======== Input records ========

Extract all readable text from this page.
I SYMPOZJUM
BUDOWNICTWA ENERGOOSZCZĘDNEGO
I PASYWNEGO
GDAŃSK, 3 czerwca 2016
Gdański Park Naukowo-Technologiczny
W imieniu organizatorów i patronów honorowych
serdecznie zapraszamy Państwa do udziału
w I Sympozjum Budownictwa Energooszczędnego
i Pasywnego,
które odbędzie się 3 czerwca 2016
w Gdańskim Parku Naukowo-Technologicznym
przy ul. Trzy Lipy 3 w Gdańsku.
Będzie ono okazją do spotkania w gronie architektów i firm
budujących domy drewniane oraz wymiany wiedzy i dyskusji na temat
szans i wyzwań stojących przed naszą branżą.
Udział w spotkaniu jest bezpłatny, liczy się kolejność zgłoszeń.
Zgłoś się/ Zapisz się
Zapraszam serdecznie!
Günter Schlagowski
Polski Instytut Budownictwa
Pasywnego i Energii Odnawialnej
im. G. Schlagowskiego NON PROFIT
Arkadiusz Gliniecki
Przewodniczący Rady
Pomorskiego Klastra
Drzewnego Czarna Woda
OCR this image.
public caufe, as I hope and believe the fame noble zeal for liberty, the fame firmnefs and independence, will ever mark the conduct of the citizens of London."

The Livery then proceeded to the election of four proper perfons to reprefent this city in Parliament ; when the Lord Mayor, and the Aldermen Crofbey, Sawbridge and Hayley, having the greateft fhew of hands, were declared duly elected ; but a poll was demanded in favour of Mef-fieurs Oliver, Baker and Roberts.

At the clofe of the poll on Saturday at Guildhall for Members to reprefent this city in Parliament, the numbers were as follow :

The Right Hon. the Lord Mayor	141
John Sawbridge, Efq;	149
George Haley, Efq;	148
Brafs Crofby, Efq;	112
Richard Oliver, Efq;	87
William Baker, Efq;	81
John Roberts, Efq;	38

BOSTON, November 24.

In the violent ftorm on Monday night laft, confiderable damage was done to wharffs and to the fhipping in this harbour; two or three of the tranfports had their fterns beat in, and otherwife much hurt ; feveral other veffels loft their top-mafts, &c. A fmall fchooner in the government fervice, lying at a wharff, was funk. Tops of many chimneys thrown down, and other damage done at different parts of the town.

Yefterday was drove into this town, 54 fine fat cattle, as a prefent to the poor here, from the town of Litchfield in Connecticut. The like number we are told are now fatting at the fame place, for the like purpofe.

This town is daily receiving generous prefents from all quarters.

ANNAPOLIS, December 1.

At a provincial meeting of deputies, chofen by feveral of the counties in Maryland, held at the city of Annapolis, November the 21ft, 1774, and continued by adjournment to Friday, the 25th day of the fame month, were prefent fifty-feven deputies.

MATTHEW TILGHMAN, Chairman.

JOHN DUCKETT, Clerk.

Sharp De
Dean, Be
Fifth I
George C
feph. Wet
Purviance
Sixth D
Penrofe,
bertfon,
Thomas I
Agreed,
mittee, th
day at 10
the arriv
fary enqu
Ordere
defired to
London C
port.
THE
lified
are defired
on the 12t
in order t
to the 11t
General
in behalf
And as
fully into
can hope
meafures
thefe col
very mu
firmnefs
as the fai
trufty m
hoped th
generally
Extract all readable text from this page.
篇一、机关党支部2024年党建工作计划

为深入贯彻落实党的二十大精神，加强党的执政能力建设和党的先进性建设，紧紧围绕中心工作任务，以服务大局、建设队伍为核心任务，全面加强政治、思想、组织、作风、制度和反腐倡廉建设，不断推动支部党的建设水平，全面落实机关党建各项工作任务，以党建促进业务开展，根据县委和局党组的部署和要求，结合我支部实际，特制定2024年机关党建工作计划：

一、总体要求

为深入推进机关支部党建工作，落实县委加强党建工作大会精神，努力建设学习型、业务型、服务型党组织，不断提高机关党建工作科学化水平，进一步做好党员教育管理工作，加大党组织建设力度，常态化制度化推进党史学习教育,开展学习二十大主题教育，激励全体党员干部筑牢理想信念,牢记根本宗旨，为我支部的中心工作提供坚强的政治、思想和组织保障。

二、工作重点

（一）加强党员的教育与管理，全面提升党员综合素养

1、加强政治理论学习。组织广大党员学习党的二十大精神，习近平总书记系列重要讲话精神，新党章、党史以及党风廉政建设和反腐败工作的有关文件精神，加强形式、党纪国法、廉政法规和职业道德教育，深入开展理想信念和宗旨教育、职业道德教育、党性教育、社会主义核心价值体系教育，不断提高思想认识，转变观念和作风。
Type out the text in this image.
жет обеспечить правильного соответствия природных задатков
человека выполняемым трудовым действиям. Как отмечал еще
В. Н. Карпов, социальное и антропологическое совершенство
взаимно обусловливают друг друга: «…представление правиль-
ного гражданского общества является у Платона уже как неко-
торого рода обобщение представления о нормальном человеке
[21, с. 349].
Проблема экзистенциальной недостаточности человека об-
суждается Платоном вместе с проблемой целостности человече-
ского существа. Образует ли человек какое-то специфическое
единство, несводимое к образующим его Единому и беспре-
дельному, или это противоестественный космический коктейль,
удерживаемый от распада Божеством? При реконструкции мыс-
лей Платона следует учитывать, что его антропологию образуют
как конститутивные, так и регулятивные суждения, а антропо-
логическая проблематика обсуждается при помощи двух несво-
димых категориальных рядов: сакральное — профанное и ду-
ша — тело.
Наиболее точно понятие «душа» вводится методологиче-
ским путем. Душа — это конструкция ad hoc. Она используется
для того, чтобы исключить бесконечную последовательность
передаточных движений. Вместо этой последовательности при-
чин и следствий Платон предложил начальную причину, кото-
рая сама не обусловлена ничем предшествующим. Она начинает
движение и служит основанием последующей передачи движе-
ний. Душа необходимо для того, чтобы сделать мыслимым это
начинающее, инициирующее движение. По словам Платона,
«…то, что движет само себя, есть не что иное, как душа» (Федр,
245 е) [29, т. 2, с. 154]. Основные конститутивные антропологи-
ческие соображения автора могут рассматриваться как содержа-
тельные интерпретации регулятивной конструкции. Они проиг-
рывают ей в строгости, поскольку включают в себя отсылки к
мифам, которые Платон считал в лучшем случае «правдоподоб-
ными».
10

========

== What to work on ==
Pick out the lines containing the word "того" and show them.

== The response ==
для того, чтобы исключить бесконечную последовательность
ний. Душа необходимо для того, чтобы сделать мыслимым это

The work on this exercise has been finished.